(Excerpts from a figure dataset)
=-=-=-=-=
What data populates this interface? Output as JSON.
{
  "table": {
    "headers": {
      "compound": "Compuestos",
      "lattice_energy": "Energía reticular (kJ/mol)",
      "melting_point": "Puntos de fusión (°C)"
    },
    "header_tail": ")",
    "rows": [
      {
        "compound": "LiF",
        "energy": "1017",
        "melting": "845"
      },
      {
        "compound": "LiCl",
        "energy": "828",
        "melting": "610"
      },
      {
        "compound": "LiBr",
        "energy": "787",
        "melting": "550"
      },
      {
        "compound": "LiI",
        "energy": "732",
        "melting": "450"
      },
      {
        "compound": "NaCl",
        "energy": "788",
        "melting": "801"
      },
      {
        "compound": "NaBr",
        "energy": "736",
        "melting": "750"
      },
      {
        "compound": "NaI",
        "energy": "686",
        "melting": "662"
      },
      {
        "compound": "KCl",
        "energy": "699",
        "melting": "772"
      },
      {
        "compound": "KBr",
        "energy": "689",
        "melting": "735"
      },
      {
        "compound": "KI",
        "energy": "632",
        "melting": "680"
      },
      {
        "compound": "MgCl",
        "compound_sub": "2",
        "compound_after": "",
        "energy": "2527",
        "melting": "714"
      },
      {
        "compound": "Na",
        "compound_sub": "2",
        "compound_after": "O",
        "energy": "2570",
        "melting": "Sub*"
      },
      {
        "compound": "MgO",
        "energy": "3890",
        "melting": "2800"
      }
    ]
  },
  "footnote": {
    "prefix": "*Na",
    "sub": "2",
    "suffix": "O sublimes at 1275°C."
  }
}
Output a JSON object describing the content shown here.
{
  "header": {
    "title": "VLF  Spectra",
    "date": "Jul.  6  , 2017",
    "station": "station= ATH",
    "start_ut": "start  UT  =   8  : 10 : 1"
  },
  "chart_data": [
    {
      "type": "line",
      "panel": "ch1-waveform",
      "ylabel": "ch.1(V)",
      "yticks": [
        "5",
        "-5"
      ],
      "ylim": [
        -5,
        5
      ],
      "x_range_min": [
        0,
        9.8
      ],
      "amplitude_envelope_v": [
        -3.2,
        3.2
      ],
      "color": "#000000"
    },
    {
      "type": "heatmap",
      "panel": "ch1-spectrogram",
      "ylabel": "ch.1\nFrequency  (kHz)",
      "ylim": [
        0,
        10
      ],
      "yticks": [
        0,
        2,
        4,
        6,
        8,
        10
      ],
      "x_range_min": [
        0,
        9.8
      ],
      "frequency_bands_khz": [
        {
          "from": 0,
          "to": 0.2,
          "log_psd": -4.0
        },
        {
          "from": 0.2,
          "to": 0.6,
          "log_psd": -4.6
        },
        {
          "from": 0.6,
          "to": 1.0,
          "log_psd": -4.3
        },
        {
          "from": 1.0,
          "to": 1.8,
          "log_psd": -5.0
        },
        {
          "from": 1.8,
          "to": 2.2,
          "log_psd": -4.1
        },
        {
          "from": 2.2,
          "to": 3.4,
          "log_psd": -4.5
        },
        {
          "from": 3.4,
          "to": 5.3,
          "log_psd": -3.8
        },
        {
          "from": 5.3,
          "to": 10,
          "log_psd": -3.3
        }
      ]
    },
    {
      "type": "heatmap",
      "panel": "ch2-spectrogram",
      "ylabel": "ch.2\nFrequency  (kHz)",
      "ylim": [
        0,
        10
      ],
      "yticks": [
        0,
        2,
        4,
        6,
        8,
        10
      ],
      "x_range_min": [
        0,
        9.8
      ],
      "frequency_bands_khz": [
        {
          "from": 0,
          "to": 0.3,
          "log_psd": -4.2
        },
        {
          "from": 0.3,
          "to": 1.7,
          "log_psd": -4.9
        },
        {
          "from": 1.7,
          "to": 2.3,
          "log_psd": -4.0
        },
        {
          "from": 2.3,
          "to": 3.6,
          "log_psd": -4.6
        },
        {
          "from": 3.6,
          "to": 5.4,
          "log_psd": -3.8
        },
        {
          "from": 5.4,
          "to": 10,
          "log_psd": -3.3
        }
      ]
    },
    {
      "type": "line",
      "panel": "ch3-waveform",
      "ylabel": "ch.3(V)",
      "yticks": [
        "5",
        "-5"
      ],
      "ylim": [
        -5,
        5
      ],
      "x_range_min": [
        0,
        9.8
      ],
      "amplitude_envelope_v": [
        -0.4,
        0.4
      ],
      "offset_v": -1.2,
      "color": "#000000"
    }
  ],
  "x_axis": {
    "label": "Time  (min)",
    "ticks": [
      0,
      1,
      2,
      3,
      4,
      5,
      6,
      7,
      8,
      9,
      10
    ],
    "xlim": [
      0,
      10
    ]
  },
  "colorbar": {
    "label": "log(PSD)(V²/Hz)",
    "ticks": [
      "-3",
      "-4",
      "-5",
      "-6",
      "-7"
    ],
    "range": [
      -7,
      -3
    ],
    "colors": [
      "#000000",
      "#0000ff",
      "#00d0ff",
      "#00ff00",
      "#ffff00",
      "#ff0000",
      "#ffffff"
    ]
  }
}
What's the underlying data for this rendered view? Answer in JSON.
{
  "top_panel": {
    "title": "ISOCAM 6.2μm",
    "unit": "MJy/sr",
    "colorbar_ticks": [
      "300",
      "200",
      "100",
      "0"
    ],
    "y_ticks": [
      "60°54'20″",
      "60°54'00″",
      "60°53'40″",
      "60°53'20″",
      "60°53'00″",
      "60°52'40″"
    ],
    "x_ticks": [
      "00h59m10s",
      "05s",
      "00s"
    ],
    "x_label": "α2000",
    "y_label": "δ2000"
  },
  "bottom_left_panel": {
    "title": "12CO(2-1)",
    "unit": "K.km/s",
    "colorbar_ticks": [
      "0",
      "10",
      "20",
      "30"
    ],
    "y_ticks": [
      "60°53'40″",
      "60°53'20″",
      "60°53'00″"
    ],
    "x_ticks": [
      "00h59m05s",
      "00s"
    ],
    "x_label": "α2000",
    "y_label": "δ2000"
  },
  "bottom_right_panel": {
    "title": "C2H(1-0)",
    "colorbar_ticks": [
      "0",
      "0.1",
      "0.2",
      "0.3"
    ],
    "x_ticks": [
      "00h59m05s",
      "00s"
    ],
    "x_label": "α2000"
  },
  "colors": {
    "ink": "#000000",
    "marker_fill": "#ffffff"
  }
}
=-=-=-=-=
* _WRITTEN PROBLEM_: Output the records above in their entirety, exactly.

* _OUTPUT_:
What data populates this interface? Output as JSON.
{
  "table": {
    "headers": {
      "compound": "Compuestos",
      "lattice_energy": "Energía reticular (kJ/mol)",
      "melting_point": "Puntos de fusión (°C)"
    },
    "header_tail": ")",
    "rows": [
      {
        "compound": "LiF",
        "energy": "1017",
        "melting": "845"
      },
      {
        "compound": "LiCl",
        "energy": "828",
        "melting": "610"
      },
      {
        "compound": "LiBr",
        "energy": "787",
        "melting": "550"
      },
      {
        "compound": "LiI",
        "energy": "732",
        "melting": "450"
      },
      {
        "compound": "NaCl",
        "energy": "788",
        "melting": "801"
      },
      {
        "compound": "NaBr",
        "energy": "736",
        "melting": "750"
      },
      {
        "compound": "NaI",
        "energy": "686",
        "melting": "662"
      },
      {
        "compound": "KCl",
        "energy": "699",
        "melting": "772"
      },
      {
        "compound": "KBr",
        "energy": "689",
        "melting": "735"
      },
      {
        "compound": "KI",
        "energy": "632",
        "melting": "680"
      },
      {
        "compound": "MgCl",
        "compound_sub": "2",
        "compound_after": "",
        "energy": "2527",
        "melting": "714"
      },
      {
        "compound": "Na",
        "compound_sub": "2",
        "compound_after": "O",
        "energy": "2570",
        "melting": "Sub*"
      },
      {
        "compound": "MgO",
        "energy": "3890",
        "melting": "2800"
      }
    ]
  },
  "footnote": {
    "prefix": "*Na",
    "sub": "2",
    "suffix": "O sublimes at 1275°C."
  }
}
Output a JSON object describing the content shown here.
{
  "header": {
    "title": "VLF  Spectra",
    "date": "Jul.  6  , 2017",
    "station": "station= ATH",
    "start_ut": "start  UT  =   8  : 10 : 1"
  },
  "chart_data": [
    {
      "type": "line",
      "panel": "ch1-waveform",
      "ylabel": "ch.1(V)",
      "yticks": [
        "5",
        "-5"
      ],
      "ylim": [
        -5,
        5
      ],
      "x_range_min": [
        0,
        9.8
      ],
      "amplitude_envelope_v": [
        -3.2,
        3.2
      ],
      "color": "#000000"
    },
    {
      "type": "heatmap",
      "panel": "ch1-spectrogram",
      "ylabel": "ch.1\nFrequency  (kHz)",
      "ylim": [
        0,
        10
      ],
      "yticks": [
        0,
        2,
        4,
        6,
        8,
        10
      ],
      "x_range_min": [
        0,
        9.8
      ],
      "frequency_bands_khz": [
        {
          "from": 0,
          "to": 0.2,
          "log_psd": -4.0
        },
        {
          "from": 0.2,
          "to": 0.6,
          "log_psd": -4.6
        },
        {
          "from": 0.6,
          "to": 1.0,
          "log_psd": -4.3
        },
        {
          "from": 1.0,
          "to": 1.8,
          "log_psd": -5.0
        },
        {
          "from": 1.8,
          "to": 2.2,
          "log_psd": -4.1
        },
        {
          "from": 2.2,
          "to": 3.4,
          "log_psd": -4.5
        },
        {
          "from": 3.4,
          "to": 5.3,
          "log_psd": -3.8
        },
        {
          "from": 5.3,
          "to": 10,
          "log_psd": -3.3
        }
      ]
    },
    {
      "type": "heatmap",
      "panel": "ch2-spectrogram",
      "ylabel": "ch.2\nFrequency  (kHz)",
      "ylim": [
        0,
        10
      ],
      "yticks": [
        0,
        2,
        4,
        6,
        8,
        10
      ],
      "x_range_min": [
        0,
        9.8
      ],
      "frequency_bands_khz": [
        {
          "from": 0,
          "to": 0.3,
          "log_psd": -4.2
        },
        {
          "from": 0.3,
          "to": 1.7,
          "log_psd": -4.9
        },
        {
          "from": 1.7,
          "to": 2.3,
          "log_psd": -4.0
        },
        {
          "from": 2.3,
          "to": 3.6,
          "log_psd": -4.6
        },
        {
          "from": 3.6,
          "to": 5.4,
          "log_psd": -3.8
        },
        {
          "from": 5.4,
          "to": 10,
          "log_psd": -3.3
        }
      ]
    },
    {
      "type": "line",
      "panel": "ch3-waveform",
      "ylabel": "ch.3(V)",
      "yticks": [
        "5",
        "-5"
      ],
      "ylim": [
        -5,
        5
      ],
      "x_range_min": [
        0,
        9.8
      ],
      "amplitude_envelope_v": [
        -0.4,
        0.4
      ],
      "offset_v": -1.2,
      "color": "#000000"
    }
  ],
  "x_axis": {
    "label": "Time  (min)",
    "ticks": [
      0,
      1,
      2,
      3,
      4,
      5,
      6,
      7,
      8,
      9,
      10
    ],
    "xlim": [
      0,
      10
    ]
  },
  "colorbar": {
    "label": "log(PSD)(V²/Hz)",
    "ticks": [
      "-3",
      "-4",
      "-5",
      "-6",
      "-7"
    ],
    "range": [
      -7,
      -3
    ],
    "colors": [
      "#000000",
      "#0000ff",
      "#00d0ff",
      "#00ff00",
      "#ffff00",
      "#ff0000",
      "#ffffff"
    ]
  }
}
What's the underlying data for this rendered view? Answer in JSON.
{
  "top_panel": {
    "title": "ISOCAM 6.2μm",
    "unit": "MJy/sr",
    "colorbar_ticks": [
      "300",
      "200",
      "100",
      "0"
    ],
    "y_ticks": [
      "60°54'20″",
      "60°54'00″",
      "60°53'40″",
      "60°53'20″",
      "60°53'00″",
      "60°52'40″"
    ],
    "x_ticks": [
      "00h59m10s",
      "05s",
      "00s"
    ],
    "x_label": "α2000",
    "y_label": "δ2000"
  },
  "bottom_left_panel": {
    "title": "12CO(2-1)",
    "unit": "K.km/s",
    "colorbar_ticks": [
      "0",
      "10",
      "20",
      "30"
    ],
    "y_ticks": [
      "60°53'40″",
      "60°53'20″",
      "60°53'00″"
    ],
    "x_ticks": [
      "00h59m05s",
      "00s"
    ],
    "x_label": "α2000",
    "y_label": "δ2000"
  },
  "bottom_right_panel": {
    "title": "C2H(1-0)",
    "colorbar_ticks": [
      "0",
      "0.1",
      "0.2",
      "0.3"
    ],
    "x_ticks": [
      "00h59m05s",
      "00s"
    ],
    "x_label": "α2000"
  },
  "colors": {
    "ink": "#000000",
    "marker_fill": "#ffffff"
  }
}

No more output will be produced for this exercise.